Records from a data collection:
-- Begin --

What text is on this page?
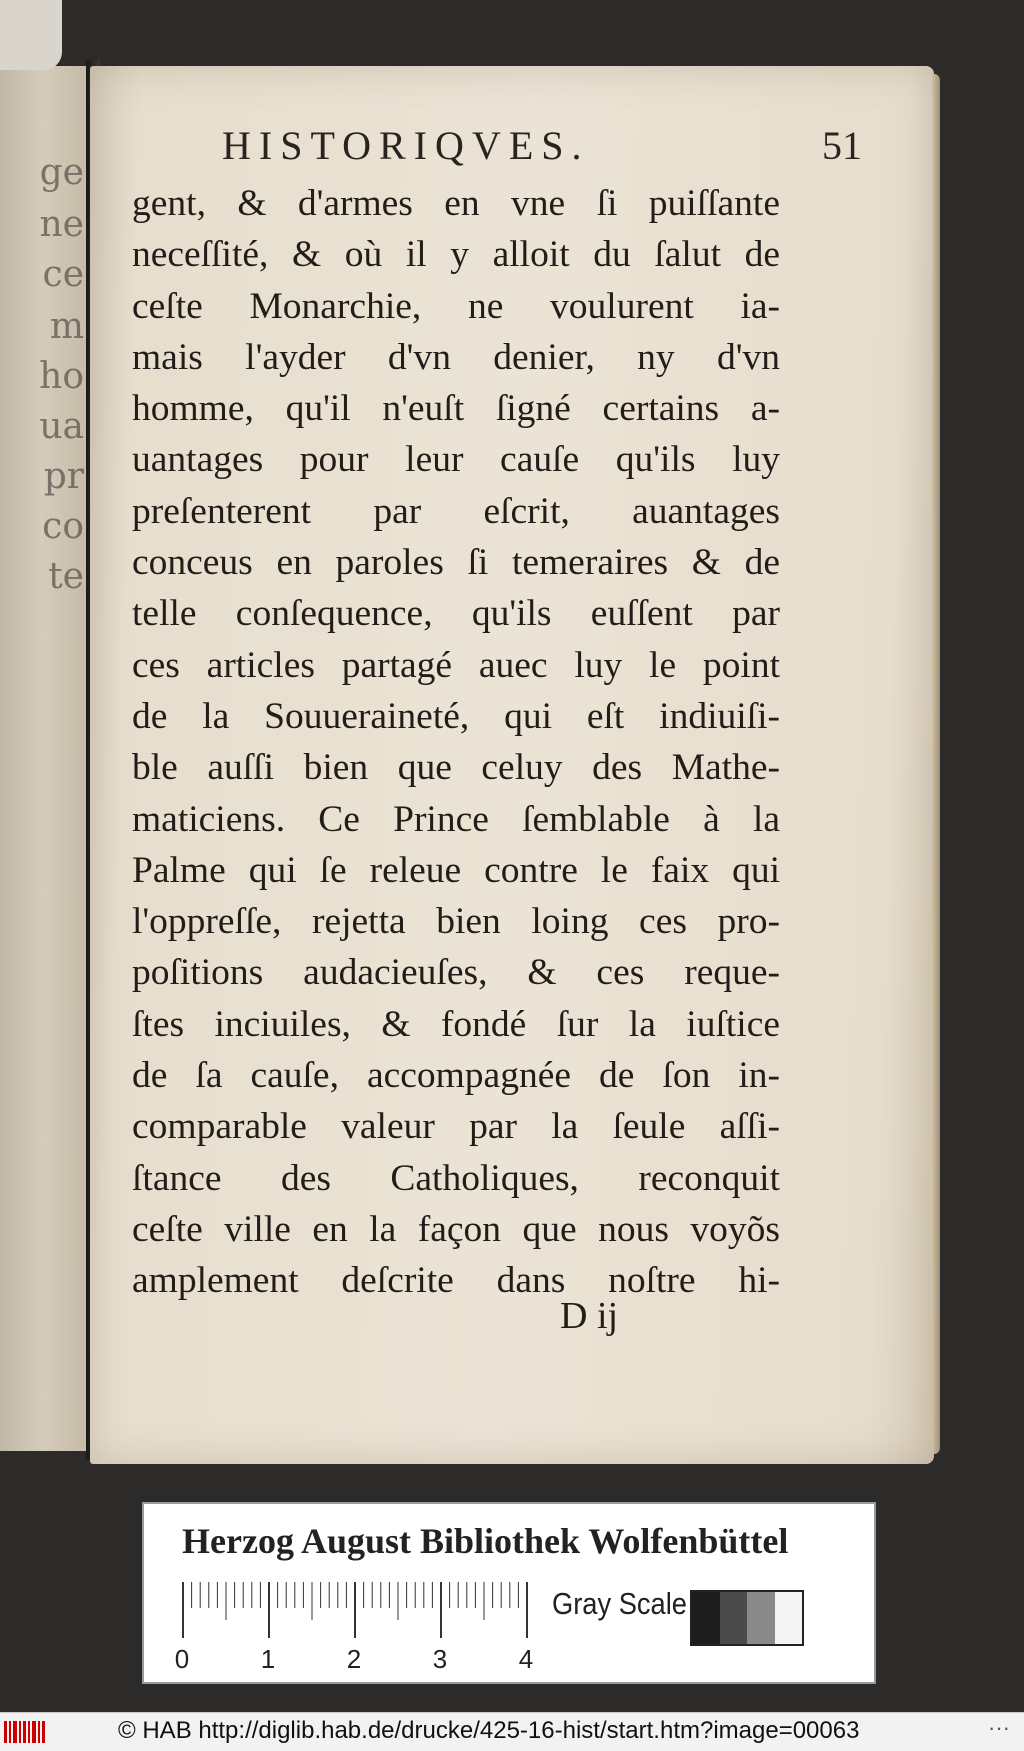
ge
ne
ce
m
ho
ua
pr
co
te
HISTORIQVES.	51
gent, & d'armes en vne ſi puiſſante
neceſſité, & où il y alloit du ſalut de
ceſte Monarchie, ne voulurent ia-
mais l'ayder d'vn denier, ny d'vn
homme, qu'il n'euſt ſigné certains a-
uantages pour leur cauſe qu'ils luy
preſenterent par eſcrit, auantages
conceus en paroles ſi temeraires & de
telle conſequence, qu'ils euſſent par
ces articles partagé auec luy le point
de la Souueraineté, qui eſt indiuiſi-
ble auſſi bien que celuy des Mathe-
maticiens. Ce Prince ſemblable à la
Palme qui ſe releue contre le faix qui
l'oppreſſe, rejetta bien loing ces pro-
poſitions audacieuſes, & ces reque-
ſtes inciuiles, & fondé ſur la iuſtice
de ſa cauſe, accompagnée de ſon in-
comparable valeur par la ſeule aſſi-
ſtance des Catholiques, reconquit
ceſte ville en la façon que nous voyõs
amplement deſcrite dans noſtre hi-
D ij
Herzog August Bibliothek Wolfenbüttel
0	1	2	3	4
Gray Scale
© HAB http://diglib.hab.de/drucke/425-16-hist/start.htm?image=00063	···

-- End --
-- Begin --

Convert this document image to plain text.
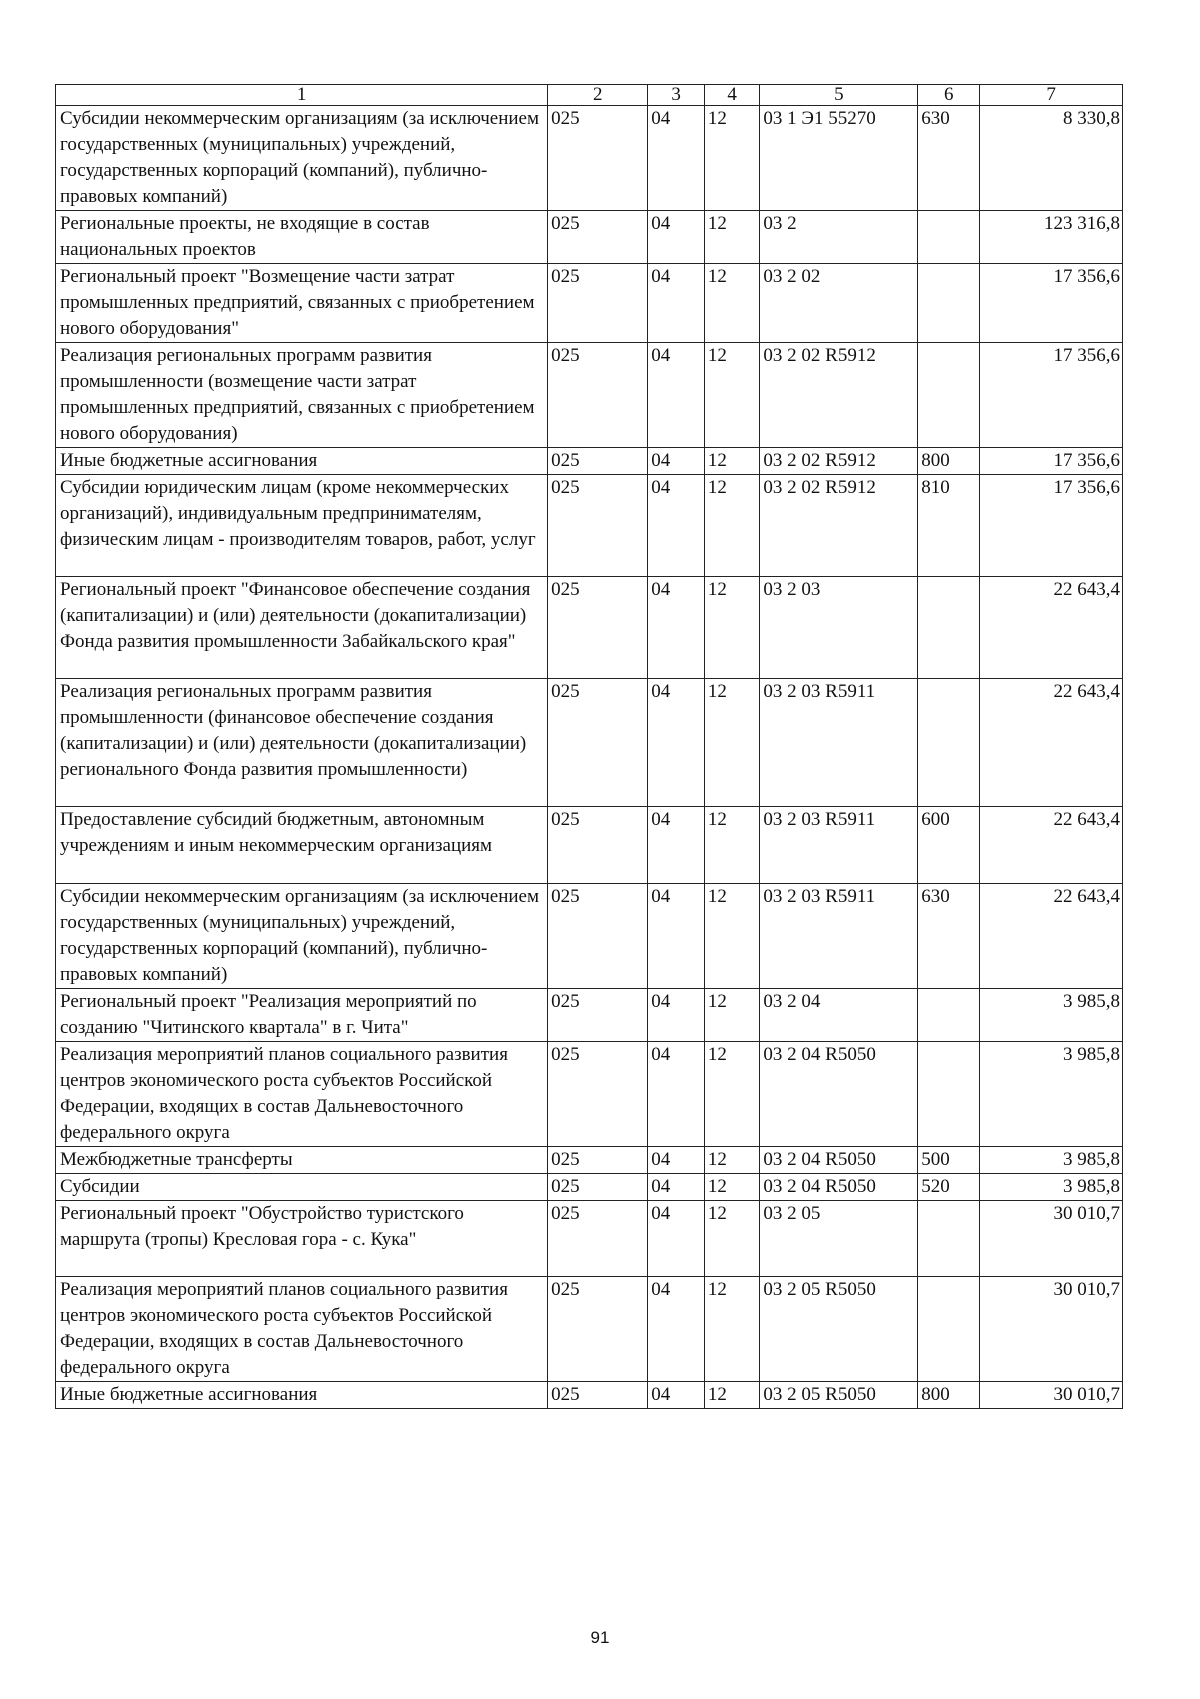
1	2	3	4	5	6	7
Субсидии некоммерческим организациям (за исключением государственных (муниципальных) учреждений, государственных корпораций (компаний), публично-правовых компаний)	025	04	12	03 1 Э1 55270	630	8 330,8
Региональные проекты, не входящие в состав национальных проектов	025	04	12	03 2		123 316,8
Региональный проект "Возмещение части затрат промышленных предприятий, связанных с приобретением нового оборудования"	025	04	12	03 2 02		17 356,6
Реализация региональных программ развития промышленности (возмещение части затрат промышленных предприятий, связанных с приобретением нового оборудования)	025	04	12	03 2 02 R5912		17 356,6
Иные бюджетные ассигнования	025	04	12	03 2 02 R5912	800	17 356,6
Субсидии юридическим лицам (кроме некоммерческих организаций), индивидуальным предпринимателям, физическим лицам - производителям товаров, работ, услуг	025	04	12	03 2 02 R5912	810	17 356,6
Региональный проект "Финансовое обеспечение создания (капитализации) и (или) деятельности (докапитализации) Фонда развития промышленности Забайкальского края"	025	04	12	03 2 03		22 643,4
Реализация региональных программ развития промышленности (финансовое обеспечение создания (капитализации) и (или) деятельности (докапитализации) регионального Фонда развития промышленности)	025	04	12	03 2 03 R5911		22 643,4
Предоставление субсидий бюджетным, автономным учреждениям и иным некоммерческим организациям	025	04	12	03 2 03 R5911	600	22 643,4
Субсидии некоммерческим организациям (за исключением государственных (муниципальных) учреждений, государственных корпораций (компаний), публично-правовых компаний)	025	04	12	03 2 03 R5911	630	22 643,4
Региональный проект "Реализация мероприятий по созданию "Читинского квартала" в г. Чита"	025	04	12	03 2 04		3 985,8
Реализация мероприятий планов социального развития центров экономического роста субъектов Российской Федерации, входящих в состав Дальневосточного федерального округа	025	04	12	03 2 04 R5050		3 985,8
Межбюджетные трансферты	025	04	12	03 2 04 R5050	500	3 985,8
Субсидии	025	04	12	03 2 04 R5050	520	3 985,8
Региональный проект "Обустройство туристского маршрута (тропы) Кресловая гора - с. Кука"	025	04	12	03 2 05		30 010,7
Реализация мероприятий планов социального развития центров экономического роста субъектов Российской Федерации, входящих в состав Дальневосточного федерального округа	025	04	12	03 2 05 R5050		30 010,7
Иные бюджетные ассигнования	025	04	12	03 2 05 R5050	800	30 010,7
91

-- End --

*Brief*. Count up every line above that has the word "муниципальных" in it; answer with the number alone.

*Response*. 2